■ WHAT IS ASKED
Collect each line containing "text".

■ LISTED RECORDS
◇ ◇ ◇ ◇ ◇ ◇ ◇

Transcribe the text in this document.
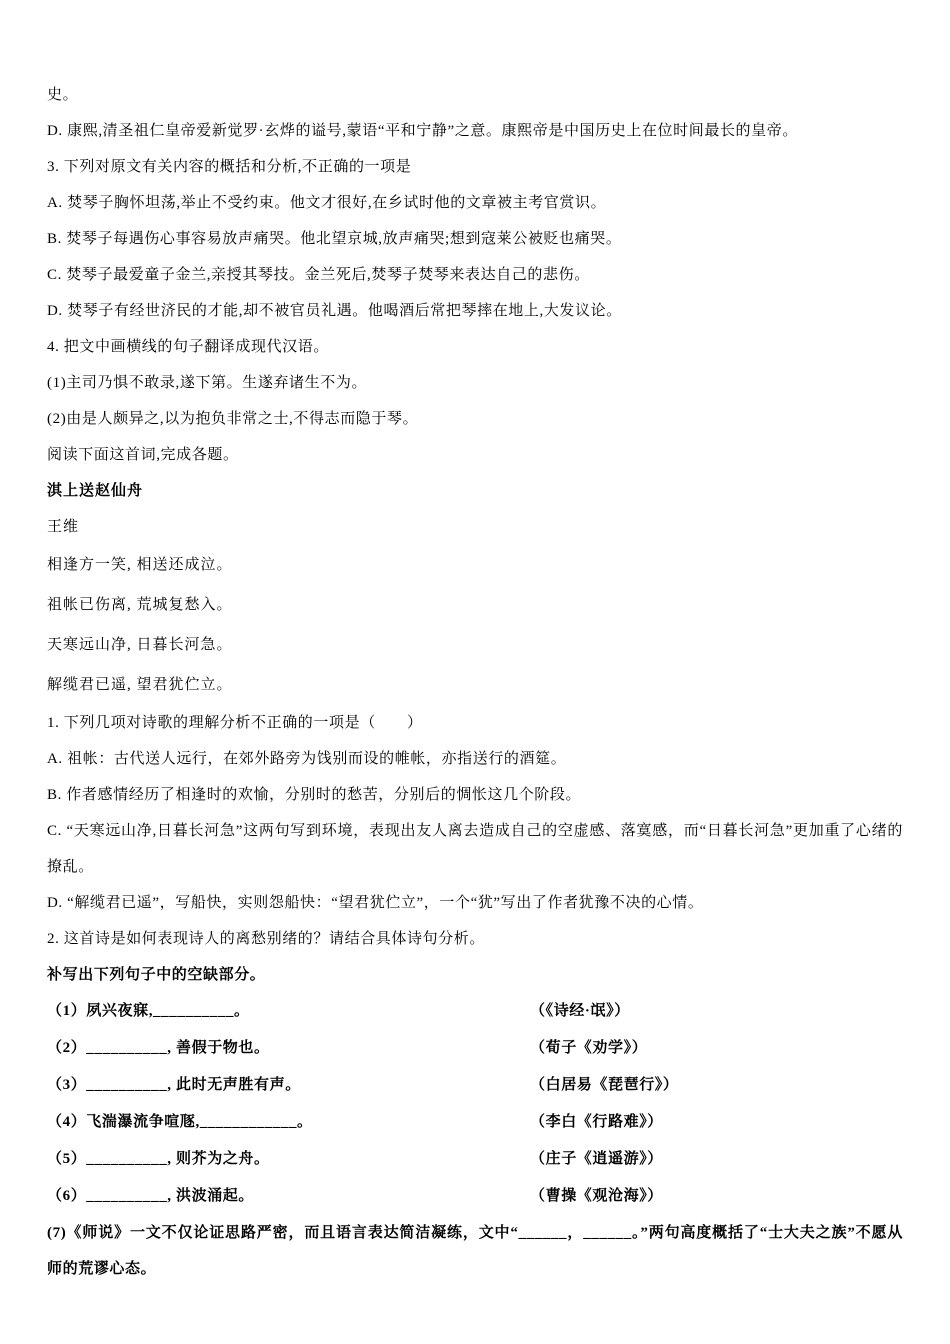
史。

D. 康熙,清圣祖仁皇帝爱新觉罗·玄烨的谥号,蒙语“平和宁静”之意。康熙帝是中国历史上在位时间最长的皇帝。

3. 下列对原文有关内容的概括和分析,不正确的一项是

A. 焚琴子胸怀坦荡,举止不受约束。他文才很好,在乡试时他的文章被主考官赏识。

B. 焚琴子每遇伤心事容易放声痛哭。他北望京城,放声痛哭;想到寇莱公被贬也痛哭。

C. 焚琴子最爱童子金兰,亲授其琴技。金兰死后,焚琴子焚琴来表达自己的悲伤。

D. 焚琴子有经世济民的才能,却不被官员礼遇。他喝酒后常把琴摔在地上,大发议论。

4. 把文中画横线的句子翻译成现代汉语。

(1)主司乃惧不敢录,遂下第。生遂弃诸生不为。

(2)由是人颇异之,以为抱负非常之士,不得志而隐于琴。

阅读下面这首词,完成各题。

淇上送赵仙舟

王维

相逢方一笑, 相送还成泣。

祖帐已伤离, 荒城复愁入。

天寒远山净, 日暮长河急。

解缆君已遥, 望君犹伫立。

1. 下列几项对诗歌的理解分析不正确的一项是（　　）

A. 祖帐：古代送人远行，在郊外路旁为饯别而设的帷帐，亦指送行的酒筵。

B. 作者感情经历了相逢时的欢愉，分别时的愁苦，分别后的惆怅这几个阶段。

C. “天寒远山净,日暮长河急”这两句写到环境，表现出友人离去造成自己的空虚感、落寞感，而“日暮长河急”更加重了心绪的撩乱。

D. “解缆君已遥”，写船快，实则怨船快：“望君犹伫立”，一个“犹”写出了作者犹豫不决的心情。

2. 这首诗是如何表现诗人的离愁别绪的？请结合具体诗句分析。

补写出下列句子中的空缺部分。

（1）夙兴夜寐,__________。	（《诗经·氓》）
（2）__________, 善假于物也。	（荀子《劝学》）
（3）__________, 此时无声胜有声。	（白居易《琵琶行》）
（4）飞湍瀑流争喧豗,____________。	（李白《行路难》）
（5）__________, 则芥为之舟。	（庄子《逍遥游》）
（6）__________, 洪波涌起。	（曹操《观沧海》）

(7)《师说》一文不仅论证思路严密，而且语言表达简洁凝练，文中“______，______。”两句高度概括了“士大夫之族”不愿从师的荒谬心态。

◇ ◇ ◇ ◇ ◇ ◇ ◇

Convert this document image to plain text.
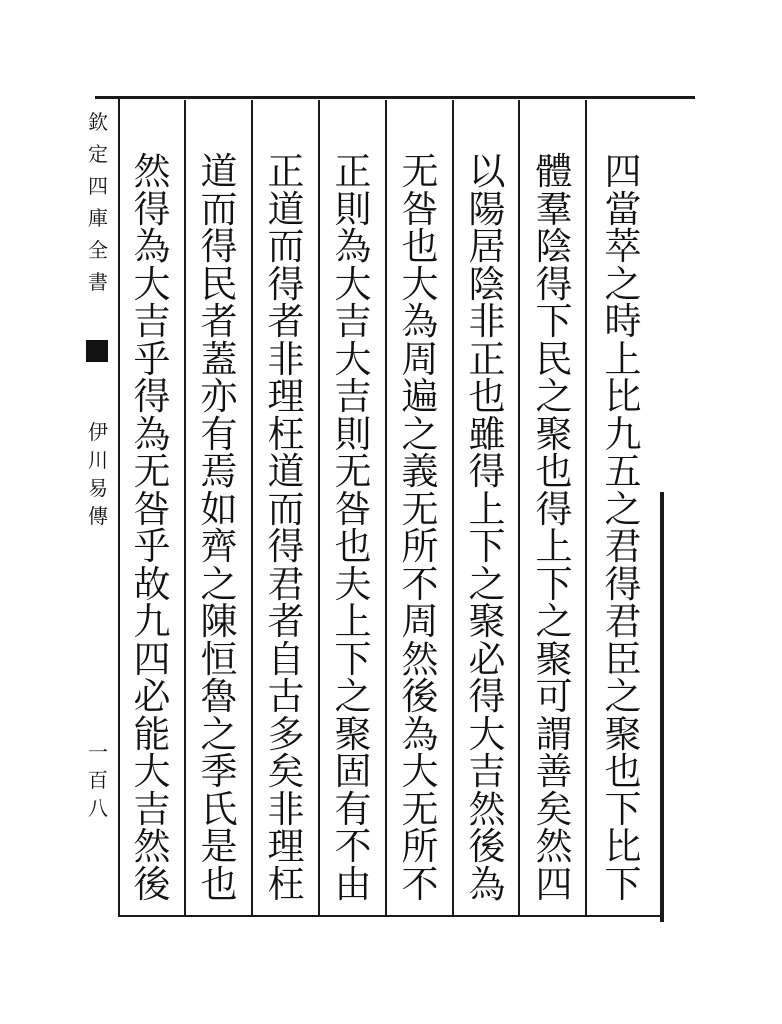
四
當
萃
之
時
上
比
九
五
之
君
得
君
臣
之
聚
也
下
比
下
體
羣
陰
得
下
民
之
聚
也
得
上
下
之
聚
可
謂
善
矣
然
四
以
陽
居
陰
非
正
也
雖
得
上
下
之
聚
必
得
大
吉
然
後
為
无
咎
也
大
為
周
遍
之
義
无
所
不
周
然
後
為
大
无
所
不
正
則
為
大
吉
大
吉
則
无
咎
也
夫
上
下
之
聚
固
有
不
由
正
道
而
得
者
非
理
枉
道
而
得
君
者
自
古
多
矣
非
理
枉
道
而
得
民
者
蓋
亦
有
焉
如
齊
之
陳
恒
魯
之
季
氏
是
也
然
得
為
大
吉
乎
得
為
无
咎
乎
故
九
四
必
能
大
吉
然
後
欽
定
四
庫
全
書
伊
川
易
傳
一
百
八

◇ ◇ ◇ ◇ ◇ ◇ ◇

■ CORRECT OUTPUT
Transcribe the text in this document.
Convert this document image to plain text.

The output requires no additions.